» WHAT TO DO:
Retype the complete listing exactly as it appears.
** begin DATA LISTING **
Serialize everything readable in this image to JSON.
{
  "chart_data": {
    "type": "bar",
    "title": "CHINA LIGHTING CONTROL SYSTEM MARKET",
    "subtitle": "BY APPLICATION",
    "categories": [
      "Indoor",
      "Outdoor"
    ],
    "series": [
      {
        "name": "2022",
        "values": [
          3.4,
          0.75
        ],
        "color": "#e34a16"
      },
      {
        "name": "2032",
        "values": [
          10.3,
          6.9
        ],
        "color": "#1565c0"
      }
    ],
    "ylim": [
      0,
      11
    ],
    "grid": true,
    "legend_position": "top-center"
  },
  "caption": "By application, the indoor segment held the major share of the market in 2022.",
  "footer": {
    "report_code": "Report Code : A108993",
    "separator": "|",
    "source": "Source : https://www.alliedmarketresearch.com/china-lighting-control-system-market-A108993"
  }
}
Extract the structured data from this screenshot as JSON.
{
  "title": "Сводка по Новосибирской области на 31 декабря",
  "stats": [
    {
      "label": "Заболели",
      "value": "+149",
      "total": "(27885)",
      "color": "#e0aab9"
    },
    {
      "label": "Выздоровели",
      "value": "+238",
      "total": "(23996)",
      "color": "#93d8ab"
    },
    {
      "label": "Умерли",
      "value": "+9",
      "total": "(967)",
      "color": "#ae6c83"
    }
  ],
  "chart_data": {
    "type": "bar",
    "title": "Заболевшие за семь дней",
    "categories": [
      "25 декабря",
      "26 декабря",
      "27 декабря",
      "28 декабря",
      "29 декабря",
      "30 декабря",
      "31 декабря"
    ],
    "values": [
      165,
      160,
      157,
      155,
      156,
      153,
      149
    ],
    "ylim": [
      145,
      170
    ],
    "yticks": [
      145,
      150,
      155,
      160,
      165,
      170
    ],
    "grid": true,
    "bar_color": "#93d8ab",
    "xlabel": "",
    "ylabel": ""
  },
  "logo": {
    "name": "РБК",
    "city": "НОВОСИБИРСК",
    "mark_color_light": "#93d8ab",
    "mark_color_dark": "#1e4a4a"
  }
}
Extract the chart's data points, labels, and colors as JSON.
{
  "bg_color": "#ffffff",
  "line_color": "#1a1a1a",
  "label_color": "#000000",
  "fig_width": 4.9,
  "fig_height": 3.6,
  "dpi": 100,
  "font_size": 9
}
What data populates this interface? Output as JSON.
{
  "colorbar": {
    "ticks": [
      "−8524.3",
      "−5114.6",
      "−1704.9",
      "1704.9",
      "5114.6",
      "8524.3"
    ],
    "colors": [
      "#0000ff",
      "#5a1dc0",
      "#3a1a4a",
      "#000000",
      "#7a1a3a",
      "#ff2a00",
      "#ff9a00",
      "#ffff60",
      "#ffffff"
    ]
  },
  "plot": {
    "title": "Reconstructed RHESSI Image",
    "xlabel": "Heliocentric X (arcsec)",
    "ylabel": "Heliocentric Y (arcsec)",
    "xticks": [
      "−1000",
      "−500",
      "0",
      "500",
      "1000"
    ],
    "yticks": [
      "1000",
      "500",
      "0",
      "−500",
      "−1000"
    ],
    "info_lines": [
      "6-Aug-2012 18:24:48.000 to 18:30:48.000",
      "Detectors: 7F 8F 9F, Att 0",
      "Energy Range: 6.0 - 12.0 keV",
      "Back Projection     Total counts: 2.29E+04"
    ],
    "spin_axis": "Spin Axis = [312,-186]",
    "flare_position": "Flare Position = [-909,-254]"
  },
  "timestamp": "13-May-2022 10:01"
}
** end DATA LISTING **
» ANSWER TO THIS TASK:
Serialize everything readable in this image to JSON.
{
  "chart_data": {
    "type": "bar",
    "title": "CHINA LIGHTING CONTROL SYSTEM MARKET",
    "subtitle": "BY APPLICATION",
    "categories": [
      "Indoor",
      "Outdoor"
    ],
    "series": [
      {
        "name": "2022",
        "values": [
          3.4,
          0.75
        ],
        "color": "#e34a16"
      },
      {
        "name": "2032",
        "values": [
          10.3,
          6.9
        ],
        "color": "#1565c0"
      }
    ],
    "ylim": [
      0,
      11
    ],
    "grid": true,
    "legend_position": "top-center"
  },
  "caption": "By application, the indoor segment held the major share of the market in 2022.",
  "footer": {
    "report_code": "Report Code : A108993",
    "separator": "|",
    "source": "Source : https://www.alliedmarketresearch.com/china-lighting-control-system-market-A108993"
  }
}
Extract the structured data from this screenshot as JSON.
{
  "title": "Сводка по Новосибирской области на 31 декабря",
  "stats": [
    {
      "label": "Заболели",
      "value": "+149",
      "total": "(27885)",
      "color": "#e0aab9"
    },
    {
      "label": "Выздоровели",
      "value": "+238",
      "total": "(23996)",
      "color": "#93d8ab"
    },
    {
      "label": "Умерли",
      "value": "+9",
      "total": "(967)",
      "color": "#ae6c83"
    }
  ],
  "chart_data": {
    "type": "bar",
    "title": "Заболевшие за семь дней",
    "categories": [
      "25 декабря",
      "26 декабря",
      "27 декабря",
      "28 декабря",
      "29 декабря",
      "30 декабря",
      "31 декабря"
    ],
    "values": [
      165,
      160,
      157,
      155,
      156,
      153,
      149
    ],
    "ylim": [
      145,
      170
    ],
    "yticks": [
      145,
      150,
      155,
      160,
      165,
      170
    ],
    "grid": true,
    "bar_color": "#93d8ab",
    "xlabel": "",
    "ylabel": ""
  },
  "logo": {
    "name": "РБК",
    "city": "НОВОСИБИРСК",
    "mark_color_light": "#93d8ab",
    "mark_color_dark": "#1e4a4a"
  }
}
Extract the chart's data points, labels, and colors as JSON.
{
  "bg_color": "#ffffff",
  "line_color": "#1a1a1a",
  "label_color": "#000000",
  "fig_width": 4.9,
  "fig_height": 3.6,
  "dpi": 100,
  "font_size": 9
}
What data populates this interface? Output as JSON.
{
  "colorbar": {
    "ticks": [
      "−8524.3",
      "−5114.6",
      "−1704.9",
      "1704.9",
      "5114.6",
      "8524.3"
    ],
    "colors": [
      "#0000ff",
      "#5a1dc0",
      "#3a1a4a",
      "#000000",
      "#7a1a3a",
      "#ff2a00",
      "#ff9a00",
      "#ffff60",
      "#ffffff"
    ]
  },
  "plot": {
    "title": "Reconstructed RHESSI Image",
    "xlabel": "Heliocentric X (arcsec)",
    "ylabel": "Heliocentric Y (arcsec)",
    "xticks": [
      "−1000",
      "−500",
      "0",
      "500",
      "1000"
    ],
    "yticks": [
      "1000",
      "500",
      "0",
      "−500",
      "−1000"
    ],
    "info_lines": [
      "6-Aug-2012 18:24:48.000 to 18:30:48.000",
      "Detectors: 7F 8F 9F, Att 0",
      "Energy Range: 6.0 - 12.0 keV",
      "Back Projection     Total counts: 2.29E+04"
    ],
    "spin_axis": "Spin Axis = [312,-186]",
    "flare_position": "Flare Position = [-909,-254]"
  },
  "timestamp": "13-May-2022 10:01"
}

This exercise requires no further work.